======== DATASET ROWS ========
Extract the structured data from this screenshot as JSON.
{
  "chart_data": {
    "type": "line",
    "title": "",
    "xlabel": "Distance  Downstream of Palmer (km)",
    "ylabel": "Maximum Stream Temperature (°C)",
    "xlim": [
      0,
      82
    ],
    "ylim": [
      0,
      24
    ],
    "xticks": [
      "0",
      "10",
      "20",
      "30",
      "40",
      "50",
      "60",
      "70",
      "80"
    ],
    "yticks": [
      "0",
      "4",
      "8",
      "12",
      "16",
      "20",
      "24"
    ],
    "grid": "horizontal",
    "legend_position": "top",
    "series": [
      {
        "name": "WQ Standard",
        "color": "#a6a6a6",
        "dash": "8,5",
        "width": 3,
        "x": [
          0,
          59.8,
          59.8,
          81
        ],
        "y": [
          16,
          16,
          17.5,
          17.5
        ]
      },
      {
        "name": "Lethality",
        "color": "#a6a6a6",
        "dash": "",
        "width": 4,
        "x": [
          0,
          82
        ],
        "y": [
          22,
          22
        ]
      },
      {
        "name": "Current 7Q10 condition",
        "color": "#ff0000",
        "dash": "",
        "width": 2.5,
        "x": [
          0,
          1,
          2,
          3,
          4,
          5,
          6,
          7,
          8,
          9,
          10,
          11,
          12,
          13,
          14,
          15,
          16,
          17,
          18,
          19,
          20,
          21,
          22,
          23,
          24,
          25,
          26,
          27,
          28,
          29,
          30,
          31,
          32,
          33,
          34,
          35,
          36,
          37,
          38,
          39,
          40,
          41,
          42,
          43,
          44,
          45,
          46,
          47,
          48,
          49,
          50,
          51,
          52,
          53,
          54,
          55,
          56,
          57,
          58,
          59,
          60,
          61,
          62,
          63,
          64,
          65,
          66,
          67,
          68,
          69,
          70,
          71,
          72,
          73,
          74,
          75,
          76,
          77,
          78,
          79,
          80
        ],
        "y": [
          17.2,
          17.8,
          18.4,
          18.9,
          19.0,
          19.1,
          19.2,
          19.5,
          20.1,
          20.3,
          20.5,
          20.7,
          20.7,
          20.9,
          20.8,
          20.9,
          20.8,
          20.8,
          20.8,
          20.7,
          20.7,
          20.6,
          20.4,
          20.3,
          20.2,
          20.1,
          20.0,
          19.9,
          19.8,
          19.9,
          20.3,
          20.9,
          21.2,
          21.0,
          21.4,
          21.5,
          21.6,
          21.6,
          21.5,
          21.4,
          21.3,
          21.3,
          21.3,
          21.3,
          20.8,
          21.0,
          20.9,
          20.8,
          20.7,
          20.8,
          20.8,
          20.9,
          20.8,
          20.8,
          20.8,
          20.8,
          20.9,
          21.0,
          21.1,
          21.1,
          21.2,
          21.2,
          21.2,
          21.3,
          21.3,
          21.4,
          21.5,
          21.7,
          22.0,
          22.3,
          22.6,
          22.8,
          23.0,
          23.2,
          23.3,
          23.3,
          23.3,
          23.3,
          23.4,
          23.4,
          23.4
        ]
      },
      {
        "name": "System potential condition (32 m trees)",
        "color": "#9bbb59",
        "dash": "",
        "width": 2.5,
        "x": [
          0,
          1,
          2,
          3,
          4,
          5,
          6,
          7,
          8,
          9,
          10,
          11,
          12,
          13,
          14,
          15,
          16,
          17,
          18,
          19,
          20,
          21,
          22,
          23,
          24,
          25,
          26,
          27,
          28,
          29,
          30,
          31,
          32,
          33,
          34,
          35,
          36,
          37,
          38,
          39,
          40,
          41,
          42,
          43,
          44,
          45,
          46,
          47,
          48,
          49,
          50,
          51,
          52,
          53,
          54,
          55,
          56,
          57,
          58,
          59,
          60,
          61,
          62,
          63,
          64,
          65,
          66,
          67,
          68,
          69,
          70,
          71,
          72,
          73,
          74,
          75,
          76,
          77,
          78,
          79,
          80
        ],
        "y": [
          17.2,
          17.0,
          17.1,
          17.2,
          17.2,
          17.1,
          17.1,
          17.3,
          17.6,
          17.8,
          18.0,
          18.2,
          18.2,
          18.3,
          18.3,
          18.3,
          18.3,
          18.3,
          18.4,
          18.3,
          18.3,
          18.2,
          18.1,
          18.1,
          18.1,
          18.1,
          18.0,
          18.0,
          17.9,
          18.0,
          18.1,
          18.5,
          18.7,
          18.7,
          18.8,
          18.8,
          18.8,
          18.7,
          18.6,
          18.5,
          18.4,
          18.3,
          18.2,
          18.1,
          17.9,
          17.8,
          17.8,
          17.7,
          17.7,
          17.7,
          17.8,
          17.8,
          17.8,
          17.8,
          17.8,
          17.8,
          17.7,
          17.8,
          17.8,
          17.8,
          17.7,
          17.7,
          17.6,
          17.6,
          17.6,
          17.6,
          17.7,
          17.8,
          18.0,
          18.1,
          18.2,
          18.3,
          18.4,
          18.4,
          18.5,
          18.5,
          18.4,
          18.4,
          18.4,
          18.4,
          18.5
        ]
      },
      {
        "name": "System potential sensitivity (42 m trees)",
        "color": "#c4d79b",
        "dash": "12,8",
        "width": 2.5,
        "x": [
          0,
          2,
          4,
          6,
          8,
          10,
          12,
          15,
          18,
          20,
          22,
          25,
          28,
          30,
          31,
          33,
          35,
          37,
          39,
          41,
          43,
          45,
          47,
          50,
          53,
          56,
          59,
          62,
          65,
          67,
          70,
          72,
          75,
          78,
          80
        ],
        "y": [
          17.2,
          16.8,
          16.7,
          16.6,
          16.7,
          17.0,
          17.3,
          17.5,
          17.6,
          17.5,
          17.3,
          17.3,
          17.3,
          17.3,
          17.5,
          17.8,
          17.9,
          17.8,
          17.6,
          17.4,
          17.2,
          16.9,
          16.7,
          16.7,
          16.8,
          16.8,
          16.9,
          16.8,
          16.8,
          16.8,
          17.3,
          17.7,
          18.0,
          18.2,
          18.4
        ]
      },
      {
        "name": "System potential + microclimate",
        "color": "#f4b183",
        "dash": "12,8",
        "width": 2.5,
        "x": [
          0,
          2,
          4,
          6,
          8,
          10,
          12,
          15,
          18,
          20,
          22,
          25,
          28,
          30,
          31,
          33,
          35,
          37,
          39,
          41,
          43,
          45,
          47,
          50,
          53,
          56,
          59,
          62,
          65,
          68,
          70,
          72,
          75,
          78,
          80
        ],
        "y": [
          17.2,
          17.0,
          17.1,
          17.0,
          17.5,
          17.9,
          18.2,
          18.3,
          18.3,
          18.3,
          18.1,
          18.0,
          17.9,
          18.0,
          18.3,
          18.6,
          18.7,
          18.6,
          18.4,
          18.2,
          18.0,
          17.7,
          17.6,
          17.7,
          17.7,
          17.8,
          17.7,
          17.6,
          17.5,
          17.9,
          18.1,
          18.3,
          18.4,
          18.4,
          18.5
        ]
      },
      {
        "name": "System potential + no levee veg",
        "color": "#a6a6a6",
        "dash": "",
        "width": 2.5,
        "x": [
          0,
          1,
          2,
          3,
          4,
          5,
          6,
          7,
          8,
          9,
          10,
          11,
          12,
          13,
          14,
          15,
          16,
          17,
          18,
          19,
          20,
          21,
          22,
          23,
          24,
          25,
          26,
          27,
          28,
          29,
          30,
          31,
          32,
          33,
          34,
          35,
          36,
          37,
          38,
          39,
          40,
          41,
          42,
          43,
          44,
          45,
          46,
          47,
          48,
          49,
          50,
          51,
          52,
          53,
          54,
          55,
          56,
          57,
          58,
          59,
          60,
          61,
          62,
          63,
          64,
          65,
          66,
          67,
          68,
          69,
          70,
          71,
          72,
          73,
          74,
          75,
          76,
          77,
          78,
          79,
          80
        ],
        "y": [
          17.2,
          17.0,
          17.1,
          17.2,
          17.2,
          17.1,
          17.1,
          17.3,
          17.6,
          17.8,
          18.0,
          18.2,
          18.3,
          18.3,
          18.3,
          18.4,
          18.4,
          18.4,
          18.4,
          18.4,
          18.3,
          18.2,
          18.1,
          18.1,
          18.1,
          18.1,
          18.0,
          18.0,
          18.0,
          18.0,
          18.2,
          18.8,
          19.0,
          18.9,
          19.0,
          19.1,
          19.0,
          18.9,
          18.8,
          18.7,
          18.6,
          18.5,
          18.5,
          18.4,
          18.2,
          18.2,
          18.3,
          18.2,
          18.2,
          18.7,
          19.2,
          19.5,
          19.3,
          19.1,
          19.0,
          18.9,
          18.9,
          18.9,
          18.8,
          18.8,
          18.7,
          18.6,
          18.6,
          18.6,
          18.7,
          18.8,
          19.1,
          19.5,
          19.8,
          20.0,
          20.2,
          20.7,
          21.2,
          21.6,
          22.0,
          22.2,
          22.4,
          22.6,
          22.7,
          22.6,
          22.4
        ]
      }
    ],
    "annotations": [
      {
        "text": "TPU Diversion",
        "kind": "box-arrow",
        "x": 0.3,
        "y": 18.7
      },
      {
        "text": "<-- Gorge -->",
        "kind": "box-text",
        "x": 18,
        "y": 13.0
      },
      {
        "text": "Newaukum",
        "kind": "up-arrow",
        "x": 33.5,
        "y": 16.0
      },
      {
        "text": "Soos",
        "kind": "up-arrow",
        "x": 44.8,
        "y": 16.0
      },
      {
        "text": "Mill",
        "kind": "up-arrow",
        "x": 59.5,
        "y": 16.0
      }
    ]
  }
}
========
-- TASK TO CARRY OUT --
From the entries above, copy every line containing the word "trees".

-- EXERCISE ANSWER --
        "name": "System potential condition (32 m trees)",
        "name": "System potential sensitivity (42 m trees)",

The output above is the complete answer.